Collect every line of the records below that contains the word "physics".

** START **

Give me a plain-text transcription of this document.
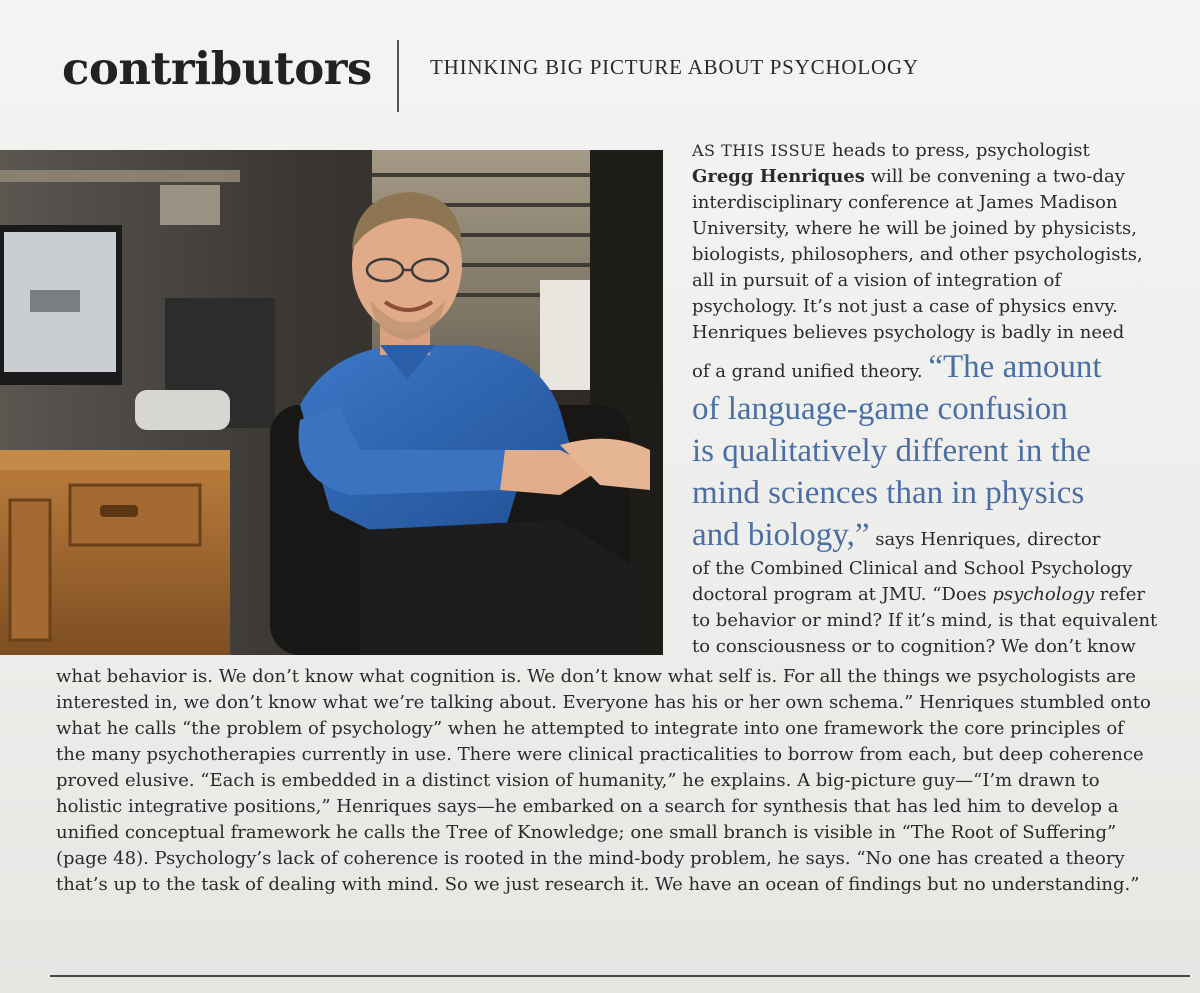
contributors	THINKING BIG PICTURE ABOUT PSYCHOLOGY
AS THIS ISSUE heads to press, psychologist
Gregg Henriques will be convening a two-day
interdisciplinary conference at James Madison
University, where he will be joined by physicists,
biologists, philosophers, and other psychologists,
all in pursuit of a vision of integration of
psychology. It’s not just a case of physics envy.
Henriques believes psychology is badly in need
of a grand unified theory. “The amount
of language-game confusion
is qualitatively different in the
mind sciences than in physics
and biology,” says Henriques, director
of the Combined Clinical and School Psychology
doctoral program at JMU. “Does psychology refer
to behavior or mind? If it’s mind, is that equivalent
to consciousness or to cognition? We don’t know
what behavior is. We don’t know what cognition is. We don’t know what self is. For all the things we psychologists are
interested in, we don’t know what we’re talking about. Everyone has his or her own schema.” Henriques stumbled onto
what he calls “the problem of psychology” when he attempted to integrate into one framework the core principles of
the many psychotherapies currently in use. There were clinical practicalities to borrow from each, but deep coherence
proved elusive. “Each is embedded in a distinct vision of humanity,” he explains. A big-picture guy—“I’m drawn to
holistic integrative positions,” Henriques says—he embarked on a search for synthesis that has led him to develop a
unified conceptual framework he calls the Tree of Knowledge; one small branch is visible in “The Root of Suffering”
(page 48). Psychology’s lack of coherence is rooted in the mind-body problem, he says. “No one has created a theory
that’s up to the task of dealing with mind. So we just research it. We have an ocean of findings but no understanding.”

** END **

• Exercise solution:
psychology. It’s not just a case of physics envy.
mind sciences than in physics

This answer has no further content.